* To be done *
Copy each line that contains the word "основные".

>> begin Records shown

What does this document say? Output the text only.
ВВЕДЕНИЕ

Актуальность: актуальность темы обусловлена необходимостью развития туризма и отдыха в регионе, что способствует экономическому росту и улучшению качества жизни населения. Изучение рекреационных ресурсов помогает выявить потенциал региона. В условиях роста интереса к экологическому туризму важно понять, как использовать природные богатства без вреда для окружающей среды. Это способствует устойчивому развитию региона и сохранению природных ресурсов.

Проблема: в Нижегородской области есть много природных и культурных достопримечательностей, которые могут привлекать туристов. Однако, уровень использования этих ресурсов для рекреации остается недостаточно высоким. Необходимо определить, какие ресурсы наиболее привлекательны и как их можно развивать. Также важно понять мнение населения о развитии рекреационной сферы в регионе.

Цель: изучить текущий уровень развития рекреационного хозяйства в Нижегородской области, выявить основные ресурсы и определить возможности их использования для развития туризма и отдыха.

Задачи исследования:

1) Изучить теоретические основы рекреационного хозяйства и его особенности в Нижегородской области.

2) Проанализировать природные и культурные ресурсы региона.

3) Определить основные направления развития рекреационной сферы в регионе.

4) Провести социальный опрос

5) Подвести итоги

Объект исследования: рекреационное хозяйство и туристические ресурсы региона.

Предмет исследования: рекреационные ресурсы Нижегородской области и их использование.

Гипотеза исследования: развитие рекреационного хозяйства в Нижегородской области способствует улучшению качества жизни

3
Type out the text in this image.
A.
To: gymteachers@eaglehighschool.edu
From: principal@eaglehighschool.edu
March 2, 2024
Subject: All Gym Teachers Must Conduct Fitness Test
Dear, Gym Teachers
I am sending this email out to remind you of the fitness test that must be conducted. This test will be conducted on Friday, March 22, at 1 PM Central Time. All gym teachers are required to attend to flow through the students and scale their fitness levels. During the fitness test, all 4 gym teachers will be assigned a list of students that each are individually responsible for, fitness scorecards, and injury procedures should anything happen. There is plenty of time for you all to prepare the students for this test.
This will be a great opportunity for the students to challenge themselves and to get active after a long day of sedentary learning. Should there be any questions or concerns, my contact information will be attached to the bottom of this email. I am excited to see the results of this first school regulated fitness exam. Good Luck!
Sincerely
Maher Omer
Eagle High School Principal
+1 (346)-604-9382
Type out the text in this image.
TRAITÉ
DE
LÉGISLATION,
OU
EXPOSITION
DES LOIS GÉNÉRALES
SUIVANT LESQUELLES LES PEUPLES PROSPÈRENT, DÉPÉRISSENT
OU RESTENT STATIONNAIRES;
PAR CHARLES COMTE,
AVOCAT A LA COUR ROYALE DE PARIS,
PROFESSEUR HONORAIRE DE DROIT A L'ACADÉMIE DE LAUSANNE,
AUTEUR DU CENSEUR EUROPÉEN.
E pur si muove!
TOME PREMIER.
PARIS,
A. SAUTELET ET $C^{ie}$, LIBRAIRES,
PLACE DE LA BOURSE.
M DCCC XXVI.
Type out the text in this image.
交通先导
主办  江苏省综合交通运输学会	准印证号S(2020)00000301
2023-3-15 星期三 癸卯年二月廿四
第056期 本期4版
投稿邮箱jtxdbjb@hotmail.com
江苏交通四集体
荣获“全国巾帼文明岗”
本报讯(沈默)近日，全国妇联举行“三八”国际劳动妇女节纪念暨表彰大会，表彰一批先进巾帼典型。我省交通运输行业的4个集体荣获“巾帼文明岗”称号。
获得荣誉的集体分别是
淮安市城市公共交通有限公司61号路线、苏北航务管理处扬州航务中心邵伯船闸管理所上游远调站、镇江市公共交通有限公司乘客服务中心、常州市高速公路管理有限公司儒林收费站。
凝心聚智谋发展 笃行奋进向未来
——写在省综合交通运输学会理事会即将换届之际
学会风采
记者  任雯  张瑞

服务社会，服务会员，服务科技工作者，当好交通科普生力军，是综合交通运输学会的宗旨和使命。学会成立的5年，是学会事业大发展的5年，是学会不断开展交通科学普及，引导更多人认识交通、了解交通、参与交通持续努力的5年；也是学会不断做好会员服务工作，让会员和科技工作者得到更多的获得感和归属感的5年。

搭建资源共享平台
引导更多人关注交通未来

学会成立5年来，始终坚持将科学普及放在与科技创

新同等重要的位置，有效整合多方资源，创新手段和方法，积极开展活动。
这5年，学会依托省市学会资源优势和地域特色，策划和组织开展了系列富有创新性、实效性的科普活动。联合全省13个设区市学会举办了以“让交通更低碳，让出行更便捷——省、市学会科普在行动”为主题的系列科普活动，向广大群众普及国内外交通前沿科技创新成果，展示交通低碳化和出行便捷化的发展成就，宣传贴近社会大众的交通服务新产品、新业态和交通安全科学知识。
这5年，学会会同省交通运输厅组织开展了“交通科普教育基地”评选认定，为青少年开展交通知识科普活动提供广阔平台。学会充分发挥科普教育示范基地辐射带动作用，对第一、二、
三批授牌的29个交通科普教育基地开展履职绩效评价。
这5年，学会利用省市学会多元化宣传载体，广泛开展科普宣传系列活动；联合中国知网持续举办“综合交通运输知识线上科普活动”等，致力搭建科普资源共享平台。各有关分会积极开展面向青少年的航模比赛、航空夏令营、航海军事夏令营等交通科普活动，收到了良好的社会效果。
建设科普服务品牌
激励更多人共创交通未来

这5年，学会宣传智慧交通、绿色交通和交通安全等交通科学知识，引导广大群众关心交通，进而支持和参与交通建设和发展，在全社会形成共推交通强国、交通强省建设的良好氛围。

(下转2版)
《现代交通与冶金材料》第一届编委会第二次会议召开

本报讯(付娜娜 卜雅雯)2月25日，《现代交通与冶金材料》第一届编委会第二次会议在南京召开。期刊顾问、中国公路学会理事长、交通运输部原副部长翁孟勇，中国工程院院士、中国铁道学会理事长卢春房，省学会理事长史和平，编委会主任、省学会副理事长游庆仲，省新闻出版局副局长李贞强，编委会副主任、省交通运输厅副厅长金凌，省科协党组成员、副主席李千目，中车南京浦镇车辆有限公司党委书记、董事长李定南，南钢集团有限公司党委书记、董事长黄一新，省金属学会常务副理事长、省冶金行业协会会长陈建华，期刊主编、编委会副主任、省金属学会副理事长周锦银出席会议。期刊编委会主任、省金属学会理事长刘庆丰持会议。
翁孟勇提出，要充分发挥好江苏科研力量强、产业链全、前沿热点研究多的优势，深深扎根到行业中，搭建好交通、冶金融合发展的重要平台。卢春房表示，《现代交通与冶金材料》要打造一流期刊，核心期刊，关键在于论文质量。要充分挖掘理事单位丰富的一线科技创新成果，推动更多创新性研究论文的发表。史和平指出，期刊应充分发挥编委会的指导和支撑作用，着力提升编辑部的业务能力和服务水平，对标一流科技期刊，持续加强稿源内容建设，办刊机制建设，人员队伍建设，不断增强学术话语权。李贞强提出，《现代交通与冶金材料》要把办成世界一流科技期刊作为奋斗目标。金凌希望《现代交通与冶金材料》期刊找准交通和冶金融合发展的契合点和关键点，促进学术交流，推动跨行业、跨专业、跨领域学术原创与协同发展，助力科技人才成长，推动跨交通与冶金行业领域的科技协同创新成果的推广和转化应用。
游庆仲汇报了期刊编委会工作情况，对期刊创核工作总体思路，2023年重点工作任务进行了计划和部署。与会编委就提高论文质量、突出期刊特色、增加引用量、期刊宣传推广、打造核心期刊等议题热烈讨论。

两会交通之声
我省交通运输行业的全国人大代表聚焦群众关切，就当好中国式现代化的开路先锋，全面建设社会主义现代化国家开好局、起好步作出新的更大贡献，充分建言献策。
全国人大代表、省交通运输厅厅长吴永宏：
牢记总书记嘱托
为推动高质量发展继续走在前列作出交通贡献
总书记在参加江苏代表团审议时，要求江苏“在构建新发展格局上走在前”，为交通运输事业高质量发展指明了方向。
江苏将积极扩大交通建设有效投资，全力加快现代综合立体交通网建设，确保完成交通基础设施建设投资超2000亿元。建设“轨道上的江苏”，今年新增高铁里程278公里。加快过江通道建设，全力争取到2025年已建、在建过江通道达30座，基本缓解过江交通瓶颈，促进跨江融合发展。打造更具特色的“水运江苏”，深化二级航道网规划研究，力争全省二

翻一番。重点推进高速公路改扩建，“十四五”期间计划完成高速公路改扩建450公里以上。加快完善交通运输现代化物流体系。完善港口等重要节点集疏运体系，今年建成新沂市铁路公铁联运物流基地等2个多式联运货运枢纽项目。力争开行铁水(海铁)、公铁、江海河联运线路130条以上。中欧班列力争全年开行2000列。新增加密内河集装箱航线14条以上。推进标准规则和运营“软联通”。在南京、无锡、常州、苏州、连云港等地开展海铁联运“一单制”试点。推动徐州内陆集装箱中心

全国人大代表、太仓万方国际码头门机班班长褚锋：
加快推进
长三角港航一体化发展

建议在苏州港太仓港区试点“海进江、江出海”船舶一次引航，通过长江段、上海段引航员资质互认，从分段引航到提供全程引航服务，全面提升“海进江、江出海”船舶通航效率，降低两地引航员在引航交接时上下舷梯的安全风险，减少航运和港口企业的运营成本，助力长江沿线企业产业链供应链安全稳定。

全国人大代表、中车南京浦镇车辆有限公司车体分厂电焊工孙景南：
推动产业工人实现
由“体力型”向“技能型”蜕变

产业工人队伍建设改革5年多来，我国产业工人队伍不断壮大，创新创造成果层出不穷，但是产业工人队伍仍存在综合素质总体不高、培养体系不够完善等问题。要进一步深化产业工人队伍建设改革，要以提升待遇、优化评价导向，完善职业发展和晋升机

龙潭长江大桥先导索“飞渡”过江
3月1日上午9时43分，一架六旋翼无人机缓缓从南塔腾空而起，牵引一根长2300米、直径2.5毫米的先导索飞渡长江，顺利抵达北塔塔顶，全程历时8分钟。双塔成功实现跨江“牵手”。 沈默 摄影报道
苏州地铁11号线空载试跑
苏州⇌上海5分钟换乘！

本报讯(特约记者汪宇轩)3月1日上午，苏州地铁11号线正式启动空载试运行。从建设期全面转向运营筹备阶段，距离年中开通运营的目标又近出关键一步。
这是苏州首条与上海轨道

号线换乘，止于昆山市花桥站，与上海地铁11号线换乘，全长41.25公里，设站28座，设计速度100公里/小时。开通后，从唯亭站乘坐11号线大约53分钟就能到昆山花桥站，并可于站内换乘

>> end Records shown

* Response *
Цель: изучить текущий уровень развития рекреационного хозяйства в Нижегородской области, выявить основные ресурсы и определить возможности их использования для развития туризма и отдыха.
3) Определить основные направления развития рекреационной сферы в регионе.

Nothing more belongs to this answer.